=== STORED RECORDS ===
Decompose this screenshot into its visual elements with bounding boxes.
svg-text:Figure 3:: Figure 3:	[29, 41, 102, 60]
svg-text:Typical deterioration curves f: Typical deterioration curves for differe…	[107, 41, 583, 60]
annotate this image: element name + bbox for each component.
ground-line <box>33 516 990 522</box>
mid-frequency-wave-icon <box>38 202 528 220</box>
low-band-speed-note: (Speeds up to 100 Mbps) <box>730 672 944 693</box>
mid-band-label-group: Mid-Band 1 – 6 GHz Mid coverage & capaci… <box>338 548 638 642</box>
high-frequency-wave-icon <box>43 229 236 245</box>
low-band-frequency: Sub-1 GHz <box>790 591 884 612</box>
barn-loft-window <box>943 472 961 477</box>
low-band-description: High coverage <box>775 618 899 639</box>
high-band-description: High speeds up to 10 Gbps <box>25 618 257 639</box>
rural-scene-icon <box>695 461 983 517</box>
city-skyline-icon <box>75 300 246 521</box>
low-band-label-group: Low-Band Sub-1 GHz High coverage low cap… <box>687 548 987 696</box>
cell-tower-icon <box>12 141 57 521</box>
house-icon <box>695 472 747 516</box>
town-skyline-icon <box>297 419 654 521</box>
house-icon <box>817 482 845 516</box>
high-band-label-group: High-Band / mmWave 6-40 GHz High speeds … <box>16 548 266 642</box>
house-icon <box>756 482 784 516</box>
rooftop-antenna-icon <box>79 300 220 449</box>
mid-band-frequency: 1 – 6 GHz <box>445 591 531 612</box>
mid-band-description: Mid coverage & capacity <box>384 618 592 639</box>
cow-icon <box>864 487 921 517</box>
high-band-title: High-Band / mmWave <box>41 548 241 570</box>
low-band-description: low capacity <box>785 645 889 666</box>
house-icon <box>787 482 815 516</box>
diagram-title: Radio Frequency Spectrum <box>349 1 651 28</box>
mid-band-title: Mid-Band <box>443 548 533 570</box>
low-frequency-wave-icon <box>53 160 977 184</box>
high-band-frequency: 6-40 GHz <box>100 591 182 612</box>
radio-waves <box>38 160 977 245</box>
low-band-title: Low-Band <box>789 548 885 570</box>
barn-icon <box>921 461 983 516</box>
===
• INSTRUCTIONS FOR THE TASK:
Repeat every one of the lines above, replacing "house-icon" with "home-icon" wherever it occurs and leaving everything else unchanged.

• CORRECT RESPONSE:
Decompose this screenshot into its visual elements with bounding boxes.
svg-text:Figure 3:: Figure 3:	[29, 41, 102, 60]
svg-text:Typical deterioration curves f: Typical deterioration curves for differe…	[107, 41, 583, 60]
annotate this image: element name + bbox for each component.
ground-line <box>33 516 990 522</box>
mid-frequency-wave-icon <box>38 202 528 220</box>
low-band-speed-note: (Speeds up to 100 Mbps) <box>730 672 944 693</box>
mid-band-label-group: Mid-Band 1 – 6 GHz Mid coverage & capaci… <box>338 548 638 642</box>
high-frequency-wave-icon <box>43 229 236 245</box>
low-band-frequency: Sub-1 GHz <box>790 591 884 612</box>
barn-loft-window <box>943 472 961 477</box>
low-band-description: High coverage <box>775 618 899 639</box>
high-band-description: High speeds up to 10 Gbps <box>25 618 257 639</box>
rural-scene-icon <box>695 461 983 517</box>
city-skyline-icon <box>75 300 246 521</box>
low-band-label-group: Low-Band Sub-1 GHz High coverage low cap… <box>687 548 987 696</box>
cell-tower-icon <box>12 141 57 521</box>
home-icon <box>695 472 747 516</box>
town-skyline-icon <box>297 419 654 521</box>
home-icon <box>817 482 845 516</box>
high-band-label-group: High-Band / mmWave 6-40 GHz High speeds … <box>16 548 266 642</box>
home-icon <box>756 482 784 516</box>
rooftop-antenna-icon <box>79 300 220 449</box>
mid-band-frequency: 1 – 6 GHz <box>445 591 531 612</box>
mid-band-description: Mid coverage & capacity <box>384 618 592 639</box>
cow-icon <box>864 487 921 517</box>
high-band-title: High-Band / mmWave <box>41 548 241 570</box>
low-band-description: low capacity <box>785 645 889 666</box>
home-icon <box>787 482 815 516</box>
diagram-title: Radio Frequency Spectrum <box>349 1 651 28</box>
mid-band-title: Mid-Band <box>443 548 533 570</box>
low-frequency-wave-icon <box>53 160 977 184</box>
high-band-frequency: 6-40 GHz <box>100 591 182 612</box>
radio-waves <box>38 160 977 245</box>
low-band-title: Low-Band <box>789 548 885 570</box>
barn-icon <box>921 461 983 516</box>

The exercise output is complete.